◆ **Entries provided**
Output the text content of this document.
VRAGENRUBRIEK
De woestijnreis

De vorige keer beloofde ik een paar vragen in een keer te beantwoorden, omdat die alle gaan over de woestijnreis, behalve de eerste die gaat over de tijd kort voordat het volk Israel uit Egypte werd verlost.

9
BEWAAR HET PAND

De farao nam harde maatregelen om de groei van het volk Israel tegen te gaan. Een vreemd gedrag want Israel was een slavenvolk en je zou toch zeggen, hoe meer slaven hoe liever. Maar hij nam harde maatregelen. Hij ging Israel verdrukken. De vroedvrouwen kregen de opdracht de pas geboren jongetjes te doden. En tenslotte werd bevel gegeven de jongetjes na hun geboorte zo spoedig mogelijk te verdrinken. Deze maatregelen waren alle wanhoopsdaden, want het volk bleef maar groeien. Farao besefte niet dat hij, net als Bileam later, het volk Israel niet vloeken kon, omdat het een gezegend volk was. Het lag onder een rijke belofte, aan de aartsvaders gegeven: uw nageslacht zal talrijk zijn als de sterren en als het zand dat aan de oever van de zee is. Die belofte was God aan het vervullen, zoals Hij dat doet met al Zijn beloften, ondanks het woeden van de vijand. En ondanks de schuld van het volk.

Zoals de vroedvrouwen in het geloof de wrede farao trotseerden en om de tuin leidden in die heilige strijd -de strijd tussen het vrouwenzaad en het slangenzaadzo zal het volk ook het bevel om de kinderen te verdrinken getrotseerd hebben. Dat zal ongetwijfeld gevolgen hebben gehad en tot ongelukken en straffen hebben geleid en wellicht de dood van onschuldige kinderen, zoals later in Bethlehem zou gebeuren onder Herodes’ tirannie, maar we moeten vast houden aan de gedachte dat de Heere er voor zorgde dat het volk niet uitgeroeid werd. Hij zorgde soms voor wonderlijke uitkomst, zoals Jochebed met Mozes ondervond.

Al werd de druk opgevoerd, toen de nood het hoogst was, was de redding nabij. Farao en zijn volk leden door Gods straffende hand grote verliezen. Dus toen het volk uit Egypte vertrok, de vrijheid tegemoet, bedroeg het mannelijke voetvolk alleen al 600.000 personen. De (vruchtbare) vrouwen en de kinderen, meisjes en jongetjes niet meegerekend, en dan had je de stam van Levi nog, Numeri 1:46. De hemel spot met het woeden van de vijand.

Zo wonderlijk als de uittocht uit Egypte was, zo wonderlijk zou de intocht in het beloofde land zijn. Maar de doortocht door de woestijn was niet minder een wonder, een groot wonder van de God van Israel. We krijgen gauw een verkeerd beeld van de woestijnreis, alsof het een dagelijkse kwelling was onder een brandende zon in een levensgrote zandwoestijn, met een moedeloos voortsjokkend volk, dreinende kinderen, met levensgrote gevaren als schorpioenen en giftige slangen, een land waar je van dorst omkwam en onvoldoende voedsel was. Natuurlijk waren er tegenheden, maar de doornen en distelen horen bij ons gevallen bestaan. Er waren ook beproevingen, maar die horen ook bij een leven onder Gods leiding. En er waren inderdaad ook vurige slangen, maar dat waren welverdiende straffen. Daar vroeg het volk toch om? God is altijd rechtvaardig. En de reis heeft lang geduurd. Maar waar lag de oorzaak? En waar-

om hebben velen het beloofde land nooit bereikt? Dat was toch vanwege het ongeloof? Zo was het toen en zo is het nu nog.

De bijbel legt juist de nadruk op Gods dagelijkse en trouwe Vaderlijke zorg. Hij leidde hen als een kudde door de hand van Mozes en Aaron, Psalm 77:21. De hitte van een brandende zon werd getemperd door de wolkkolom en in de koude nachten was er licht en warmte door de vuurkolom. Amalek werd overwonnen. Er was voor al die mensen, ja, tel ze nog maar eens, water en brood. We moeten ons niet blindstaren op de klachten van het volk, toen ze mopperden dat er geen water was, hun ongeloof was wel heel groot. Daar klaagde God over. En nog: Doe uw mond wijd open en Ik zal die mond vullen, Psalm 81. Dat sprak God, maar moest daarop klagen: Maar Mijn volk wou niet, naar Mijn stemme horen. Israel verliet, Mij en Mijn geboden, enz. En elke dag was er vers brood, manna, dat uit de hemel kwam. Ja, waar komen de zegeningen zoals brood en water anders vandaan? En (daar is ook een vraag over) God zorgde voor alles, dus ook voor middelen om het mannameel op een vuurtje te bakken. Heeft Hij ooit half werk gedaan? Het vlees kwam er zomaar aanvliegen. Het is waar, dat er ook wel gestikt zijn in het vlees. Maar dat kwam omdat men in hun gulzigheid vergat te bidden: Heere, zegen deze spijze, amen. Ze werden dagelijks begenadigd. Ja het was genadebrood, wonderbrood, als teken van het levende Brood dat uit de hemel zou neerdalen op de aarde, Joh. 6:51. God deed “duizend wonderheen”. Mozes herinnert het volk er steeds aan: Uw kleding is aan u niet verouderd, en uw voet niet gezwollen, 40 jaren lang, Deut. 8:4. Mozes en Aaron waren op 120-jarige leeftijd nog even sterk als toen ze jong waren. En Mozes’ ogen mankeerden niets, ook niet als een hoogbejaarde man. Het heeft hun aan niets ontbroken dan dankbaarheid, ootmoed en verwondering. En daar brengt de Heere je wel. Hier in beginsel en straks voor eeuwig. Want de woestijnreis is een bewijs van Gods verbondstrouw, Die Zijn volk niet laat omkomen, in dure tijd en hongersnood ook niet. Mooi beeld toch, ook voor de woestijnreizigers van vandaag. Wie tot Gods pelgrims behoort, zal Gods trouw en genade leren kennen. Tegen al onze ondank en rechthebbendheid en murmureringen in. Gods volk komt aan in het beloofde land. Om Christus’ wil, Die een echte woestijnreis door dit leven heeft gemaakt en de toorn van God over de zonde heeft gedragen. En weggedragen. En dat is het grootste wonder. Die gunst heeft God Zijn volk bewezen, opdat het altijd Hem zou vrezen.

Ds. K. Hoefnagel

◆ **Your objective**
Reproduce the complete data exactly as presented above.

◆ **Solution to the exercise**
Output the text content of this document.
VRAGENRUBRIEK
De woestijnreis

De vorige keer beloofde ik een paar vragen in een keer te beantwoorden, omdat die alle gaan over de woestijnreis, behalve de eerste die gaat over de tijd kort voordat het volk Israel uit Egypte werd verlost.

9
BEWAAR HET PAND

De farao nam harde maatregelen om de groei van het volk Israel tegen te gaan. Een vreemd gedrag want Israel was een slavenvolk en je zou toch zeggen, hoe meer slaven hoe liever. Maar hij nam harde maatregelen. Hij ging Israel verdrukken. De vroedvrouwen kregen de opdracht de pas geboren jongetjes te doden. En tenslotte werd bevel gegeven de jongetjes na hun geboorte zo spoedig mogelijk te verdrinken. Deze maatregelen waren alle wanhoopsdaden, want het volk bleef maar groeien. Farao besefte niet dat hij, net als Bileam later, het volk Israel niet vloeken kon, omdat het een gezegend volk was. Het lag onder een rijke belofte, aan de aartsvaders gegeven: uw nageslacht zal talrijk zijn als de sterren en als het zand dat aan de oever van de zee is. Die belofte was God aan het vervullen, zoals Hij dat doet met al Zijn beloften, ondanks het woeden van de vijand. En ondanks de schuld van het volk.

Zoals de vroedvrouwen in het geloof de wrede farao trotseerden en om de tuin leidden in die heilige strijd -de strijd tussen het vrouwenzaad en het slangenzaadzo zal het volk ook het bevel om de kinderen te verdrinken getrotseerd hebben. Dat zal ongetwijfeld gevolgen hebben gehad en tot ongelukken en straffen hebben geleid en wellicht de dood van onschuldige kinderen, zoals later in Bethlehem zou gebeuren onder Herodes’ tirannie, maar we moeten vast houden aan de gedachte dat de Heere er voor zorgde dat het volk niet uitgeroeid werd. Hij zorgde soms voor wonderlijke uitkomst, zoals Jochebed met Mozes ondervond.

Al werd de druk opgevoerd, toen de nood het hoogst was, was de redding nabij. Farao en zijn volk leden door Gods straffende hand grote verliezen. Dus toen het volk uit Egypte vertrok, de vrijheid tegemoet, bedroeg het mannelijke voetvolk alleen al 600.000 personen. De (vruchtbare) vrouwen en de kinderen, meisjes en jongetjes niet meegerekend, en dan had je de stam van Levi nog, Numeri 1:46. De hemel spot met het woeden van de vijand.

Zo wonderlijk als de uittocht uit Egypte was, zo wonderlijk zou de intocht in het beloofde land zijn. Maar de doortocht door de woestijn was niet minder een wonder, een groot wonder van de God van Israel. We krijgen gauw een verkeerd beeld van de woestijnreis, alsof het een dagelijkse kwelling was onder een brandende zon in een levensgrote zandwoestijn, met een moedeloos voortsjokkend volk, dreinende kinderen, met levensgrote gevaren als schorpioenen en giftige slangen, een land waar je van dorst omkwam en onvoldoende voedsel was. Natuurlijk waren er tegenheden, maar de doornen en distelen horen bij ons gevallen bestaan. Er waren ook beproevingen, maar die horen ook bij een leven onder Gods leiding. En er waren inderdaad ook vurige slangen, maar dat waren welverdiende straffen. Daar vroeg het volk toch om? God is altijd rechtvaardig. En de reis heeft lang geduurd. Maar waar lag de oorzaak? En waar-

om hebben velen het beloofde land nooit bereikt? Dat was toch vanwege het ongeloof? Zo was het toen en zo is het nu nog.

De bijbel legt juist de nadruk op Gods dagelijkse en trouwe Vaderlijke zorg. Hij leidde hen als een kudde door de hand van Mozes en Aaron, Psalm 77:21. De hitte van een brandende zon werd getemperd door de wolkkolom en in de koude nachten was er licht en warmte door de vuurkolom. Amalek werd overwonnen. Er was voor al die mensen, ja, tel ze nog maar eens, water en brood. We moeten ons niet blindstaren op de klachten van het volk, toen ze mopperden dat er geen water was, hun ongeloof was wel heel groot. Daar klaagde God over. En nog: Doe uw mond wijd open en Ik zal die mond vullen, Psalm 81. Dat sprak God, maar moest daarop klagen: Maar Mijn volk wou niet, naar Mijn stemme horen. Israel verliet, Mij en Mijn geboden, enz. En elke dag was er vers brood, manna, dat uit de hemel kwam. Ja, waar komen de zegeningen zoals brood en water anders vandaan? En (daar is ook een vraag over) God zorgde voor alles, dus ook voor middelen om het mannameel op een vuurtje te bakken. Heeft Hij ooit half werk gedaan? Het vlees kwam er zomaar aanvliegen. Het is waar, dat er ook wel gestikt zijn in het vlees. Maar dat kwam omdat men in hun gulzigheid vergat te bidden: Heere, zegen deze spijze, amen. Ze werden dagelijks begenadigd. Ja het was genadebrood, wonderbrood, als teken van het levende Brood dat uit de hemel zou neerdalen op de aarde, Joh. 6:51. God deed “duizend wonderheen”. Mozes herinnert het volk er steeds aan: Uw kleding is aan u niet verouderd, en uw voet niet gezwollen, 40 jaren lang, Deut. 8:4. Mozes en Aaron waren op 120-jarige leeftijd nog even sterk als toen ze jong waren. En Mozes’ ogen mankeerden niets, ook niet als een hoogbejaarde man. Het heeft hun aan niets ontbroken dan dankbaarheid, ootmoed en verwondering. En daar brengt de Heere je wel. Hier in beginsel en straks voor eeuwig. Want de woestijnreis is een bewijs van Gods verbondstrouw, Die Zijn volk niet laat omkomen, in dure tijd en hongersnood ook niet. Mooi beeld toch, ook voor de woestijnreizigers van vandaag. Wie tot Gods pelgrims behoort, zal Gods trouw en genade leren kennen. Tegen al onze ondank en rechthebbendheid en murmureringen in. Gods volk komt aan in het beloofde land. Om Christus’ wil, Die een echte woestijnreis door dit leven heeft gemaakt en de toorn van God over de zonde heeft gedragen. En weggedragen. En dat is het grootste wonder. Die gunst heeft God Zijn volk bewezen, opdat het altijd Hem zou vrezen.

Ds. K. Hoefnagel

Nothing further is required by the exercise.